- **Exercise directions**: Below is a listing. Gather each line of it that contains "than".

- **Dataset records**:
_ _ _ _

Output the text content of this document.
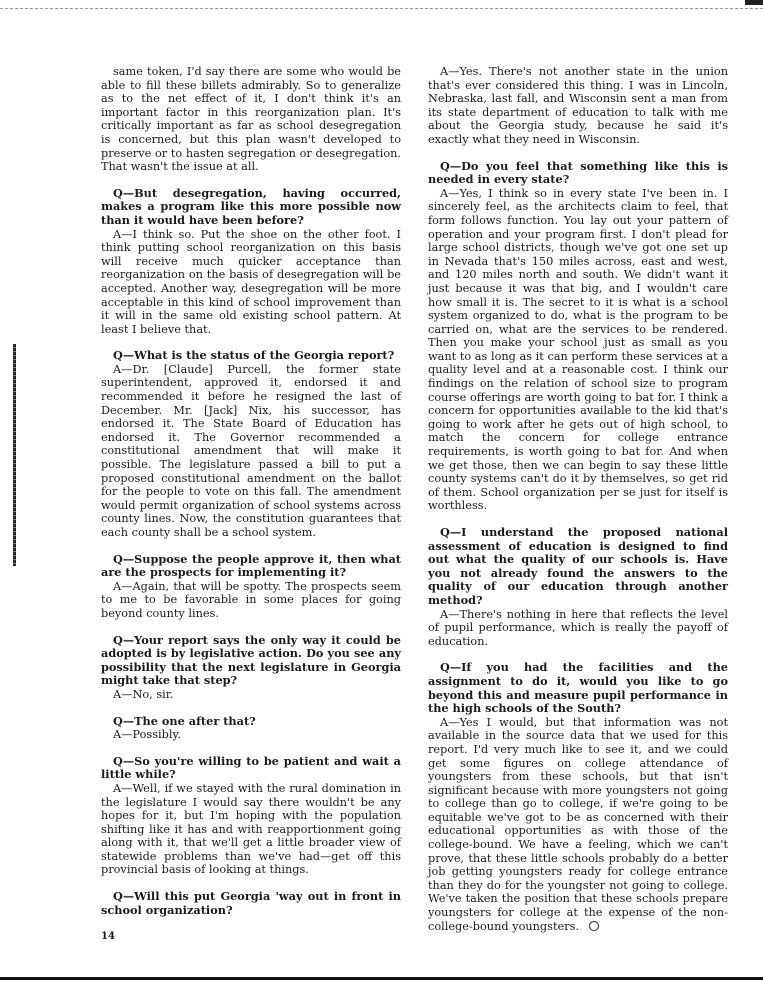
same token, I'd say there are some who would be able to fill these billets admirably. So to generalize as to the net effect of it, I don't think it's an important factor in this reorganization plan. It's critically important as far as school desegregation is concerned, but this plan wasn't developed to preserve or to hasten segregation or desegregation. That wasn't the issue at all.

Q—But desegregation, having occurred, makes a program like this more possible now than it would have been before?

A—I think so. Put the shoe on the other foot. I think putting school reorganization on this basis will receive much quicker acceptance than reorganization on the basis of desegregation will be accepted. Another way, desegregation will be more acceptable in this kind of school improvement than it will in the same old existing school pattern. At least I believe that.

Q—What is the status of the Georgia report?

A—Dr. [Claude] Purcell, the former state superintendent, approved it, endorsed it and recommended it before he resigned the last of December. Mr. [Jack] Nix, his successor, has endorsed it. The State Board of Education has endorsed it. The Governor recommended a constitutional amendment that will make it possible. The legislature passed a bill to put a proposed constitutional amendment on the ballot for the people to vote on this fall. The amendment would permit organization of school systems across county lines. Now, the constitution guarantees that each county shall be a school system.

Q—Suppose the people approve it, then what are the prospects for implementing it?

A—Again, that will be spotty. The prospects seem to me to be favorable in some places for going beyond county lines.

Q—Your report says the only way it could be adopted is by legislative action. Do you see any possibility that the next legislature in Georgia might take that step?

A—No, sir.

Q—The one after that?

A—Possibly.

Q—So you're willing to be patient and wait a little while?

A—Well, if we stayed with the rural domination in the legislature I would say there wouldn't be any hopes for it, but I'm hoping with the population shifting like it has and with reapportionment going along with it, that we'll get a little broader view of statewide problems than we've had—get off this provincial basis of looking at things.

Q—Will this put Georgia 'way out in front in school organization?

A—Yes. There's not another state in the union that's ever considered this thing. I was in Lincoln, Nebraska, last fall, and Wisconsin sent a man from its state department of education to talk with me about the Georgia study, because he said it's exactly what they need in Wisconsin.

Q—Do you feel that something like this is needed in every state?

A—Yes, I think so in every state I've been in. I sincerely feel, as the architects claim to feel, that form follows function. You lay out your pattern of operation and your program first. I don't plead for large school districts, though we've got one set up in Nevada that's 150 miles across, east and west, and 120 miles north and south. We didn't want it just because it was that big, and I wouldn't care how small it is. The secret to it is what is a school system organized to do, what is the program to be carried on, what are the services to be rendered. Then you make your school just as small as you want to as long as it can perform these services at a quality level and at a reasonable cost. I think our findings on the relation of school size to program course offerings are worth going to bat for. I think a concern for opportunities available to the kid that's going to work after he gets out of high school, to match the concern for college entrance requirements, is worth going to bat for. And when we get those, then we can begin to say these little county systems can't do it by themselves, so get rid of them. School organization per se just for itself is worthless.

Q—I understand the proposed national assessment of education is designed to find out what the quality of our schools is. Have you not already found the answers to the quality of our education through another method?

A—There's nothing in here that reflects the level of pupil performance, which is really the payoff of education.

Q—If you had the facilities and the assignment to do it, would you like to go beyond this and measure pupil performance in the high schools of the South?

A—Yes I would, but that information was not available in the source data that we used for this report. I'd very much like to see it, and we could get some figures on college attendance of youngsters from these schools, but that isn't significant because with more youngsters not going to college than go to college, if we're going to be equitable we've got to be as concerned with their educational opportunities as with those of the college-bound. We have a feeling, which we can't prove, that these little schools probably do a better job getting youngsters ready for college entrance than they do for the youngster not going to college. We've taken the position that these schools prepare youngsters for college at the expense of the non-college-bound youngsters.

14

_ _ _ _

- **Answer to this exercise**:
Q—But desegregation, having occurred, makes a program like this more possible now than it would have been before?
A—I think so. Put the shoe on the other foot. I think putting school reorganization on this basis will receive much quicker acceptance than reorganization on the basis of desegregation will be accepted. Another way, desegregation will be more acceptable in this kind of school improvement than it will in the same old existing school pattern. At least I believe that.
A—Well, if we stayed with the rural domination in the legislature I would say there wouldn't be any hopes for it, but I'm hoping with the population shifting like it has and with reapportionment going along with it, that we'll get a little broader view of statewide problems than we've had—get off this provincial basis of looking at things.
A—Yes I would, but that information was not available in the source data that we used for this report. I'd very much like to see it, and we could get some figures on college attendance of youngsters from these schools, but that isn't significant because with more youngsters not going to college than go to college, if we're going to be equitable we've got to be as concerned with their educational opportunities as with those of the college-bound. We have a feeling, which we can't prove, that these little schools probably do a better job getting youngsters ready for college entrance than they do for the youngster not going to college. We've taken the position that these schools prepare youngsters for college at the expense of the non-college-bound youngsters.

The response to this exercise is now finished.